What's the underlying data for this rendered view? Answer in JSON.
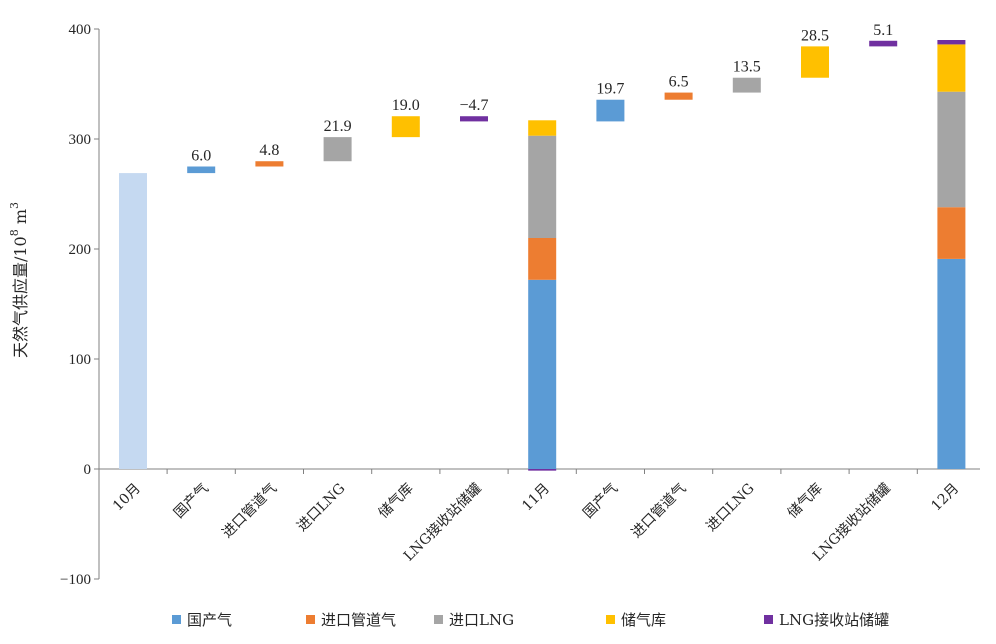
{
  "chart_data": {
    "type": "bar",
    "subtype": "waterfall-stacked",
    "ylabel": "天然气供应量/10⁸ m³",
    "ylabel_main": "天然气供应量/10",
    "ylabel_sup": "8",
    "ylabel_unit": " m",
    "ylabel_unit_sup": "3",
    "ylim": [
      -100,
      400
    ],
    "yticks": [
      -100,
      0,
      100,
      200,
      300,
      400
    ],
    "grid": false,
    "legend_position": "bottom",
    "categories": [
      "10月",
      "国产气",
      "进口管道气",
      "进口LNG",
      "储气库",
      "LNG接收站储罐",
      "11月",
      "国产气",
      "进口管道气",
      "进口LNG",
      "储气库",
      "LNG接收站储罐",
      "12月"
    ],
    "series": [
      {
        "name": "国产气",
        "color": "#5B9BD5"
      },
      {
        "name": "进口管道气",
        "color": "#ED7D31"
      },
      {
        "name": "进口LNG",
        "color": "#A5A5A5"
      },
      {
        "name": "储气库",
        "color": "#FFC000"
      },
      {
        "name": "LNG接收站储罐",
        "color": "#7030A0"
      }
    ],
    "bars": [
      {
        "category": "10月",
        "kind": "total",
        "color": "#C5D9F1",
        "value": 269
      },
      {
        "category": "国产气",
        "kind": "delta",
        "series": "国产气",
        "base": 269,
        "value": 6.0,
        "label": "6.0"
      },
      {
        "category": "进口管道气",
        "kind": "delta",
        "series": "进口管道气",
        "base": 275,
        "value": 4.8,
        "label": "4.8"
      },
      {
        "category": "进口LNG",
        "kind": "delta",
        "series": "进口LNG",
        "base": 279.8,
        "value": 21.9,
        "label": "21.9"
      },
      {
        "category": "储气库",
        "kind": "delta",
        "series": "储气库",
        "base": 301.7,
        "value": 19.0,
        "label": "19.0"
      },
      {
        "category": "LNG接收站储罐",
        "kind": "delta",
        "series": "LNG接收站储罐",
        "base": 320.7,
        "value": -4.7,
        "label": "−4.7"
      },
      {
        "category": "11月",
        "kind": "stack",
        "segments": [
          {
            "series": "LNG接收站储罐",
            "value": -1.5
          },
          {
            "series": "国产气",
            "value": 172
          },
          {
            "series": "进口管道气",
            "value": 38
          },
          {
            "series": "进口LNG",
            "value": 93
          },
          {
            "series": "储气库",
            "value": 14
          }
        ]
      },
      {
        "category": "国产气",
        "kind": "delta",
        "series": "国产气",
        "base": 316,
        "value": 19.7,
        "label": "19.7"
      },
      {
        "category": "进口管道气",
        "kind": "delta",
        "series": "进口管道气",
        "base": 335.7,
        "value": 6.5,
        "label": "6.5"
      },
      {
        "category": "进口LNG",
        "kind": "delta",
        "series": "进口LNG",
        "base": 342.2,
        "value": 13.5,
        "label": "13.5"
      },
      {
        "category": "储气库",
        "kind": "delta",
        "series": "储气库",
        "base": 355.7,
        "value": 28.5,
        "label": "28.5"
      },
      {
        "category": "LNG接收站储罐",
        "kind": "delta",
        "series": "LNG接收站储罐",
        "base": 384.2,
        "value": 5.1,
        "label": "5.1"
      },
      {
        "category": "12月",
        "kind": "stack",
        "segments": [
          {
            "series": "国产气",
            "value": 191
          },
          {
            "series": "进口管道气",
            "value": 47
          },
          {
            "series": "进口LNG",
            "value": 105
          },
          {
            "series": "储气库",
            "value": 43
          },
          {
            "series": "LNG接收站储罐",
            "value": 4
          }
        ]
      }
    ]
  }
}
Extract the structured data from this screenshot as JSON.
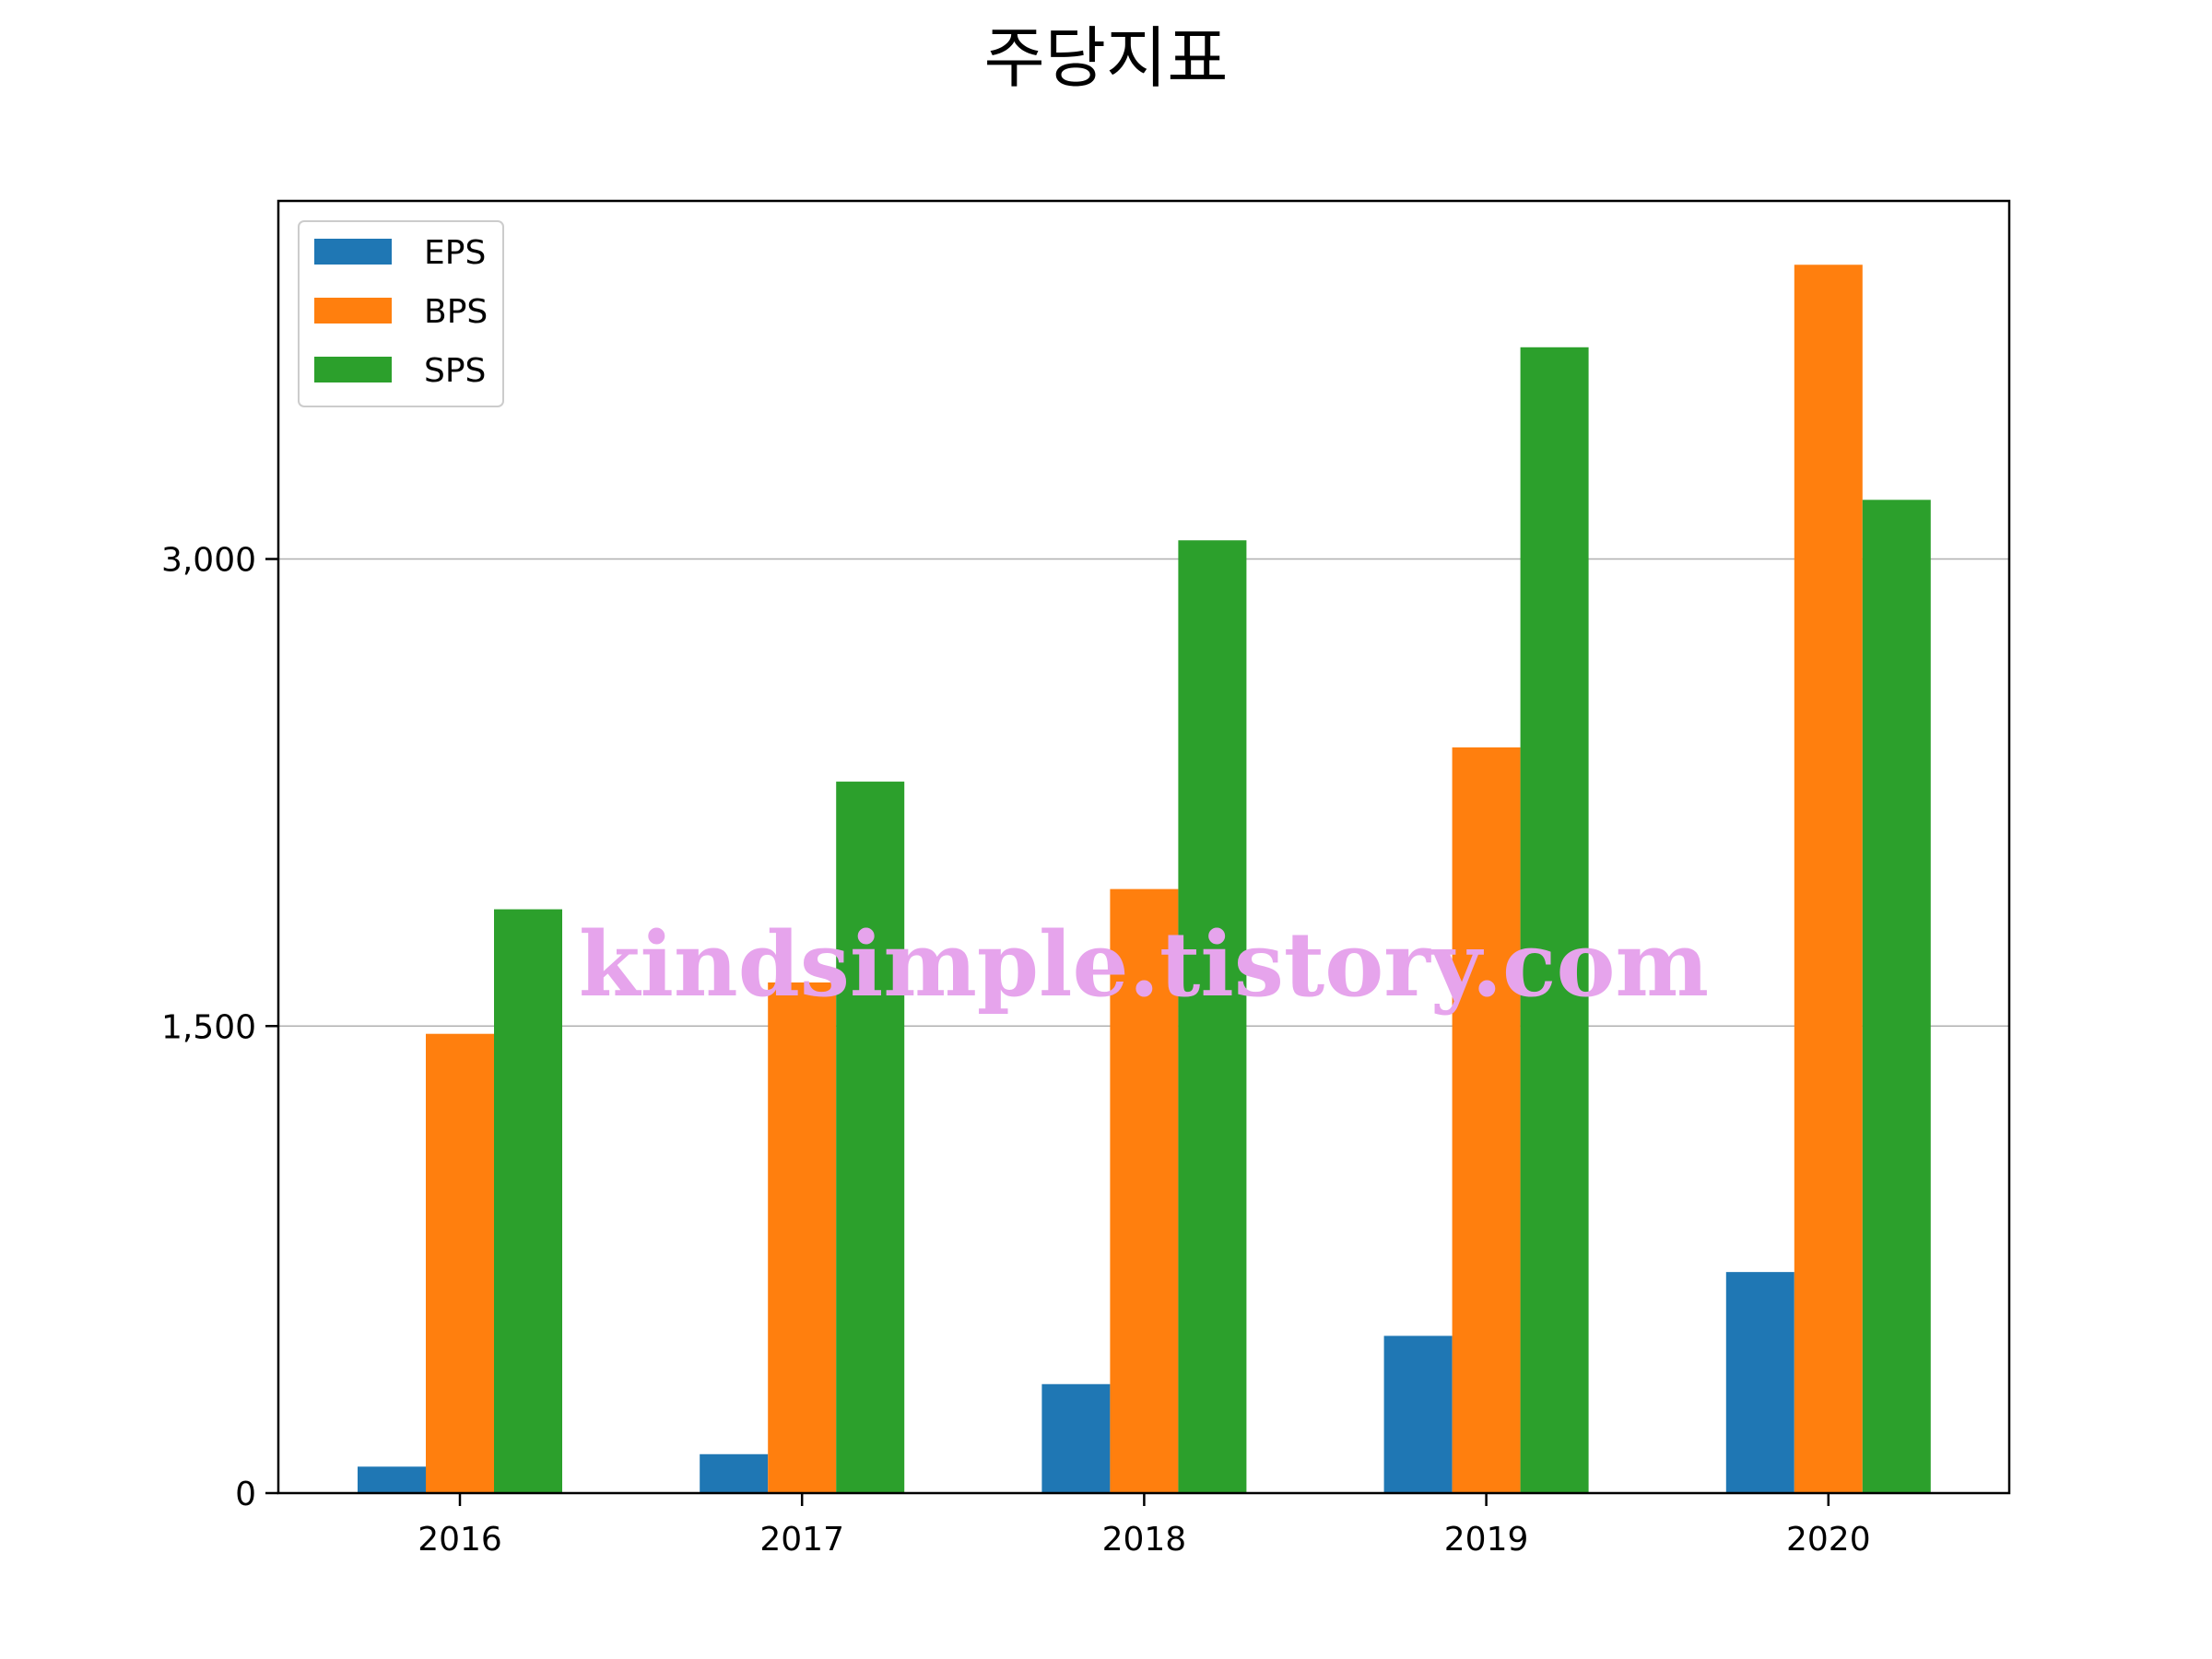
{
  "chart_data": {
    "type": "bar",
    "title": "주당지표",
    "xlabel": "",
    "ylabel": "",
    "categories": [
      "2016",
      "2017",
      "2018",
      "2019",
      "2020"
    ],
    "series": [
      {
        "name": "EPS",
        "color": "#1f77b4",
        "values": [
          85,
          125,
          350,
          505,
          710
        ]
      },
      {
        "name": "BPS",
        "color": "#ff7f0e",
        "values": [
          1475,
          1640,
          1940,
          2395,
          3945
        ]
      },
      {
        "name": "SPS",
        "color": "#2ca02c",
        "values": [
          1875,
          2285,
          3060,
          3680,
          3190
        ]
      }
    ],
    "ylim": [
      0,
      4150
    ],
    "yticks": [
      0,
      1500,
      3000
    ],
    "ytick_labels": [
      "0",
      "1,500",
      "3,000"
    ],
    "grid": "horizontal",
    "legend_position": "top-left"
  },
  "watermark": "kindsimple.tistory.com"
}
★ ★ ★ ★ ★ ★ ★
What is needed is an exact reproduction of the data, pictures excluded.

What's the underlying data for this rendered view? Answer in JSON.
{
  "chart_data": {
    "type": "bar",
    "subtype": "waterfall-stacked",
    "ylabel": "天然气供应量/10⁸ m³",
    "ylabel_main": "天然气供应量/10",
    "ylabel_sup": "8",
    "ylabel_unit": " m",
    "ylabel_unit_sup": "3",
    "ylim": [
      -100,
      400
    ],
    "yticks": [
      -100,
      0,
      100,
      200,
      300,
      400
    ],
    "grid": false,
    "legend_position": "bottom",
    "categories": [
      "10月",
      "国产气",
      "进口管道气",
      "进口LNG",
      "储气库",
      "LNG接收站储罐",
      "11月",
      "国产气",
      "进口管道气",
      "进口LNG",
      "储气库",
      "LNG接收站储罐",
      "12月"
    ],
    "series": [
      {
        "name": "国产气",
        "color": "#5B9BD5"
      },
      {
        "name": "进口管道气",
        "color": "#ED7D31"
      },
      {
        "name": "进口LNG",
        "color": "#A5A5A5"
      },
      {
        "name": "储气库",
        "color": "#FFC000"
      },
      {
        "name": "LNG接收站储罐",
        "color": "#7030A0"
      }
    ],
    "bars": [
      {
        "category": "10月",
        "kind": "total",
        "color": "#C5D9F1",
        "value": 269
      },
      {
        "category": "国产气",
        "kind": "delta",
        "series": "国产气",
        "base": 269,
        "value": 6.0,
        "label": "6.0"
      },
      {
        "category": "进口管道气",
        "kind": "delta",
        "series": "进口管道气",
        "base": 275,
        "value": 4.8,
        "label": "4.8"
      },
      {
        "category": "进口LNG",
        "kind": "delta",
        "series": "进口LNG",
        "base": 279.8,
        "value": 21.9,
        "label": "21.9"
      },
      {
        "category": "储气库",
        "kind": "delta",
        "series": "储气库",
        "base": 301.7,
        "value": 19.0,
        "label": "19.0"
      },
      {
        "category": "LNG接收站储罐",
        "kind": "delta",
        "series": "LNG接收站储罐",
        "base": 320.7,
        "value": -4.7,
        "label": "−4.7"
      },
      {
        "category": "11月",
        "kind": "stack",
        "segments": [
          {
            "series": "LNG接收站储罐",
            "value": -1.5
          },
          {
            "series": "国产气",
            "value": 172
          },
          {
            "series": "进口管道气",
            "value": 38
          },
          {
            "series": "进口LNG",
            "value": 93
          },
          {
            "series": "储气库",
            "value": 14
          }
        ]
      },
      {
        "category": "国产气",
        "kind": "delta",
        "series": "国产气",
        "base": 316,
        "value": 19.7,
        "label": "19.7"
      },
      {
        "category": "进口管道气",
        "kind": "delta",
        "series": "进口管道气",
        "base": 335.7,
        "value": 6.5,
        "label": "6.5"
      },
      {
        "category": "进口LNG",
        "kind": "delta",
        "series": "进口LNG",
        "base": 342.2,
        "value": 13.5,
        "label": "13.5"
      },
      {
        "category": "储气库",
        "kind": "delta",
        "series": "储气库",
        "base": 355.7,
        "value": 28.5,
        "label": "28.5"
      },
      {
        "category": "LNG接收站储罐",
        "kind": "delta",
        "series": "LNG接收站储罐",
        "base": 384.2,
        "value": 5.1,
        "label": "5.1"
      },
      {
        "category": "12月",
        "kind": "stack",
        "segments": [
          {
            "series": "国产气",
            "value": 191
          },
          {
            "series": "进口管道气",
            "value": 47
          },
          {
            "series": "进口LNG",
            "value": 105
          },
          {
            "series": "储气库",
            "value": 43
          },
          {
            "series": "LNG接收站储罐",
            "value": 4
          }
        ]
      }
    ]
  }
}
Extract the structured data from this screenshot as JSON.
{
  "chart_data": {
    "type": "bar",
    "title": "주당지표",
    "xlabel": "",
    "ylabel": "",
    "categories": [
      "2016",
      "2017",
      "2018",
      "2019",
      "2020"
    ],
    "series": [
      {
        "name": "EPS",
        "color": "#1f77b4",
        "values": [
          85,
          125,
          350,
          505,
          710
        ]
      },
      {
        "name": "BPS",
        "color": "#ff7f0e",
        "values": [
          1475,
          1640,
          1940,
          2395,
          3945
        ]
      },
      {
        "name": "SPS",
        "color": "#2ca02c",
        "values": [
          1875,
          2285,
          3060,
          3680,
          3190
        ]
      }
    ],
    "ylim": [
      0,
      4150
    ],
    "yticks": [
      0,
      1500,
      3000
    ],
    "ytick_labels": [
      "0",
      "1,500",
      "3,000"
    ],
    "grid": "horizontal",
    "legend_position": "top-left"
  },
  "watermark": "kindsimple.tistory.com"
}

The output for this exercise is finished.